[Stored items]
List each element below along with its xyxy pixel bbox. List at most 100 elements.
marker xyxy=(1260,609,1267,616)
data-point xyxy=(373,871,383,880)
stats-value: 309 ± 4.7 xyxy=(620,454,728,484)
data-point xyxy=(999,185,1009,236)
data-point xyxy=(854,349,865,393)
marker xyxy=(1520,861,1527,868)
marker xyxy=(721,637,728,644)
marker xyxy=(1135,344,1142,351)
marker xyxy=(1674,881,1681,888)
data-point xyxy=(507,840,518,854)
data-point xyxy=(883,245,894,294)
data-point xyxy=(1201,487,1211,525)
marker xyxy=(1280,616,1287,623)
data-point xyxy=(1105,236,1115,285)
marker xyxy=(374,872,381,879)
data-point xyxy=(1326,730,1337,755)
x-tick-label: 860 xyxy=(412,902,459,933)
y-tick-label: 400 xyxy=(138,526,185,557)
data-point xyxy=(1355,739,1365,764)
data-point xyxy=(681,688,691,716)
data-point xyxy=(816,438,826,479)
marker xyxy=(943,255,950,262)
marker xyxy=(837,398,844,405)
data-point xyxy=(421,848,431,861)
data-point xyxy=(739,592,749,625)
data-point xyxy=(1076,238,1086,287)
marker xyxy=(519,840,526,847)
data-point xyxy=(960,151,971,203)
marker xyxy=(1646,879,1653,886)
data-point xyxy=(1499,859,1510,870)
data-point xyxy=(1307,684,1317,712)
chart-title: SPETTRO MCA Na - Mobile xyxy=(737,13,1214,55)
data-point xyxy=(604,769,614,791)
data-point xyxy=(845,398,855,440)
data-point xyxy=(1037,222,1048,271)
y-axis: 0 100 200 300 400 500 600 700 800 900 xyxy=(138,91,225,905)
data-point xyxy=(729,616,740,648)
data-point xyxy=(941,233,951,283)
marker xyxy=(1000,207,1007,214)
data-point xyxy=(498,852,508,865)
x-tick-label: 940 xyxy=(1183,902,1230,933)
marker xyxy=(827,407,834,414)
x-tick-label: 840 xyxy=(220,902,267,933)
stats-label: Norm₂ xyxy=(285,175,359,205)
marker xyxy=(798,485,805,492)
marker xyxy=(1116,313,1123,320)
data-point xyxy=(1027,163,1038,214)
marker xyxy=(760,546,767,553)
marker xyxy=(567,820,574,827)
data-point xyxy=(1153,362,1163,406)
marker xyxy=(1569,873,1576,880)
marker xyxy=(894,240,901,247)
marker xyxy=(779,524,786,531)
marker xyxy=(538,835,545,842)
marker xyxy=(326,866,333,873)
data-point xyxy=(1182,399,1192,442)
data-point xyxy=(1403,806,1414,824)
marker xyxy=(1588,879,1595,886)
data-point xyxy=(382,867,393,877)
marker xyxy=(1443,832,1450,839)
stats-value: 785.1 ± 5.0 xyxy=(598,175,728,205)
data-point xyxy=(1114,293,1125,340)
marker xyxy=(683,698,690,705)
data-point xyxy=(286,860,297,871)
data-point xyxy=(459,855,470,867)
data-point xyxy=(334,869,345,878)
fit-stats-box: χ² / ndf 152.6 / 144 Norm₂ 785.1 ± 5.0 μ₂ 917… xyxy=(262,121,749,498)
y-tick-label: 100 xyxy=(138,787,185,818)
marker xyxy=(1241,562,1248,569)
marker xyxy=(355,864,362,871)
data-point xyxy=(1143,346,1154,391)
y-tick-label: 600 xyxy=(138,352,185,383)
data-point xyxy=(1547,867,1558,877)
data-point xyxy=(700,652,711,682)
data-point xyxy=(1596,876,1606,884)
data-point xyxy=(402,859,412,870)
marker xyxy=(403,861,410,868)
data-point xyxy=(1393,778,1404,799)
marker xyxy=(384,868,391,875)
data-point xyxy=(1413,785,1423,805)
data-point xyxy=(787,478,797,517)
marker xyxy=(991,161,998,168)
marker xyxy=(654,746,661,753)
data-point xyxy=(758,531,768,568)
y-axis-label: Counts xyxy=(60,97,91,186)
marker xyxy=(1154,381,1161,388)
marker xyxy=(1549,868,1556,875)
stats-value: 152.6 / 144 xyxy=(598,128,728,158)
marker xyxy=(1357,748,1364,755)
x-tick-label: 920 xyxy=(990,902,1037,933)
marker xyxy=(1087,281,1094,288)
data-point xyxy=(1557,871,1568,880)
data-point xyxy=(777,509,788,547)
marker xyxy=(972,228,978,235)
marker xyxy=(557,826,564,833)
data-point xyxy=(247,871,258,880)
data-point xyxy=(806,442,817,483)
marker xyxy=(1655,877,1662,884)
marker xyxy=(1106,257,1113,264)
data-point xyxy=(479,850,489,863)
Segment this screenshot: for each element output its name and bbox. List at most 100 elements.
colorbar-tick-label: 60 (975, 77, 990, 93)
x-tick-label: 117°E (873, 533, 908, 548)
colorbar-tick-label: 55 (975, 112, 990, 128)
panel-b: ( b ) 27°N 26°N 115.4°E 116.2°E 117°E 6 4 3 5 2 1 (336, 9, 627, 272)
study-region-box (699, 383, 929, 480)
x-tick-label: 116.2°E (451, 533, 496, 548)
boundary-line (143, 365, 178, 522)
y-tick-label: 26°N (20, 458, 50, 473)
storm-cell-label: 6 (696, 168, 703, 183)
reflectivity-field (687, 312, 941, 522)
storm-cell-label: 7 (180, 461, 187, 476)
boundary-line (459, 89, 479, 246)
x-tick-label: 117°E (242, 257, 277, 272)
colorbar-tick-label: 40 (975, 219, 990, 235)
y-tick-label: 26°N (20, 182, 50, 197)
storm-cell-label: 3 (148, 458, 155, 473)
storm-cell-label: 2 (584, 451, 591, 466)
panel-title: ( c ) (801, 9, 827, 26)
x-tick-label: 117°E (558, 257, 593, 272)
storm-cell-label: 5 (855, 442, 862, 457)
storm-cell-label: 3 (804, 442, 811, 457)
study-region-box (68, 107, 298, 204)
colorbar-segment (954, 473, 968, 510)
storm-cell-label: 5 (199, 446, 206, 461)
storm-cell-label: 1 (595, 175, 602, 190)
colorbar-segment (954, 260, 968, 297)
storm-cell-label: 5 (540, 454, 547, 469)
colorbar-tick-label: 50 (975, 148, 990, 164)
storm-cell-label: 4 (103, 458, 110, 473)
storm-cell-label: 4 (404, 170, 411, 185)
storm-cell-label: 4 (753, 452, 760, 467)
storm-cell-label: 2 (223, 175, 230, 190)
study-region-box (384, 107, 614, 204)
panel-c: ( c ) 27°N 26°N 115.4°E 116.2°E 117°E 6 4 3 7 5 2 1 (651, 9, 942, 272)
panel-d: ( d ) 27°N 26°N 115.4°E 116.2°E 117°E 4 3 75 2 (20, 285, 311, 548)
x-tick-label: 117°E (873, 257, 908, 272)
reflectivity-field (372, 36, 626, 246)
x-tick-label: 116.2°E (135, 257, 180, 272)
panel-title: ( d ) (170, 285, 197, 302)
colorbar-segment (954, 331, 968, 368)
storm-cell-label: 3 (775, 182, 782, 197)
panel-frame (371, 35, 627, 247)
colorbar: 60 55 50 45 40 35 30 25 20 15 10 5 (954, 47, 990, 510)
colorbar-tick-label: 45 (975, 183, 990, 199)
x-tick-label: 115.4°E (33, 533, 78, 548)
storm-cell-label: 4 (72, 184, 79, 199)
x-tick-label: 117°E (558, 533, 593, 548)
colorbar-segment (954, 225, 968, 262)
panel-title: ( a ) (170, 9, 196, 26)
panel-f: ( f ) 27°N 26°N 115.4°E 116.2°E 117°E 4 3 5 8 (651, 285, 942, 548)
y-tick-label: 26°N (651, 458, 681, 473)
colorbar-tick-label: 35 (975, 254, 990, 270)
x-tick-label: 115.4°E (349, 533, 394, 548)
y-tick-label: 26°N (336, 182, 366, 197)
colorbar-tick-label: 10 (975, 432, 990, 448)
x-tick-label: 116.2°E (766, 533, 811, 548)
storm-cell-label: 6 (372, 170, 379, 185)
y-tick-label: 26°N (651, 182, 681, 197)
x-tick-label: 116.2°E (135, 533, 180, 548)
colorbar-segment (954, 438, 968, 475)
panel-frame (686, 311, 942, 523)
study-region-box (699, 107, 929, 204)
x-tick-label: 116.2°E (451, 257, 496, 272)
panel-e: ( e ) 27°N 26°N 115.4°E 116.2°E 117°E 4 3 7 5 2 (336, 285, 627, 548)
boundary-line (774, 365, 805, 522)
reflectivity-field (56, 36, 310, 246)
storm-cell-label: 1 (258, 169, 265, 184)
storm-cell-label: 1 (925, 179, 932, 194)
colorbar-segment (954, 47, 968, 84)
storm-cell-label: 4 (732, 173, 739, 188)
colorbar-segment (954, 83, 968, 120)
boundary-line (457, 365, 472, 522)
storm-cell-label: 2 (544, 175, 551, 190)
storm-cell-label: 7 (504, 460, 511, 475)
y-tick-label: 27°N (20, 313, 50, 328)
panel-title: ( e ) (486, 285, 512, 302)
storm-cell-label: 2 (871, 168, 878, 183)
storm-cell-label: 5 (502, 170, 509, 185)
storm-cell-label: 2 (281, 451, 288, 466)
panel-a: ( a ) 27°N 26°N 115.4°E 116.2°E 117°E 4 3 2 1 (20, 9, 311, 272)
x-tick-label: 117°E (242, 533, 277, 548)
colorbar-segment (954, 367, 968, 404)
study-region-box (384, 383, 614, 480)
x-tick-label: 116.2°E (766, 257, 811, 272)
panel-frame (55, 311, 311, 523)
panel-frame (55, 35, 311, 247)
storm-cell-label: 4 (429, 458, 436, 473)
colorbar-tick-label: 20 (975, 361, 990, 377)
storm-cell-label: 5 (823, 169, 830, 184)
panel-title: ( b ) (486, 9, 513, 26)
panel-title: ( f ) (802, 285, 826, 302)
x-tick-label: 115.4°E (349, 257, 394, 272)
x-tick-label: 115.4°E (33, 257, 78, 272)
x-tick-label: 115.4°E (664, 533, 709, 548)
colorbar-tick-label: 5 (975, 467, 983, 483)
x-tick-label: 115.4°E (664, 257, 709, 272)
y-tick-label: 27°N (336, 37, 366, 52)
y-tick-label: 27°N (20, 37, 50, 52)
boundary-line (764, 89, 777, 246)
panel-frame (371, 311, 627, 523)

__WORK REQUIRED__.
Copy out the rows verbatim, from the first row down to and including the row that contains "data-point xyxy=(1076,238,1086,287)".

__RESULT FOR THIS TASK__.
List each element below along with its xyxy pixel bbox. List at most 100 elements.
marker xyxy=(1260,609,1267,616)
data-point xyxy=(373,871,383,880)
stats-value: 309 ± 4.7 xyxy=(620,454,728,484)
data-point xyxy=(999,185,1009,236)
data-point xyxy=(854,349,865,393)
marker xyxy=(1520,861,1527,868)
marker xyxy=(721,637,728,644)
marker xyxy=(1135,344,1142,351)
marker xyxy=(1674,881,1681,888)
data-point xyxy=(507,840,518,854)
data-point xyxy=(883,245,894,294)
data-point xyxy=(1201,487,1211,525)
marker xyxy=(1280,616,1287,623)
data-point xyxy=(1105,236,1115,285)
marker xyxy=(374,872,381,879)
data-point xyxy=(1326,730,1337,755)
x-tick-label: 860 xyxy=(412,902,459,933)
y-tick-label: 400 xyxy=(138,526,185,557)
data-point xyxy=(1355,739,1365,764)
data-point xyxy=(681,688,691,716)
data-point xyxy=(816,438,826,479)
marker xyxy=(943,255,950,262)
marker xyxy=(837,398,844,405)
data-point xyxy=(421,848,431,861)
data-point xyxy=(739,592,749,625)
data-point xyxy=(1076,238,1086,287)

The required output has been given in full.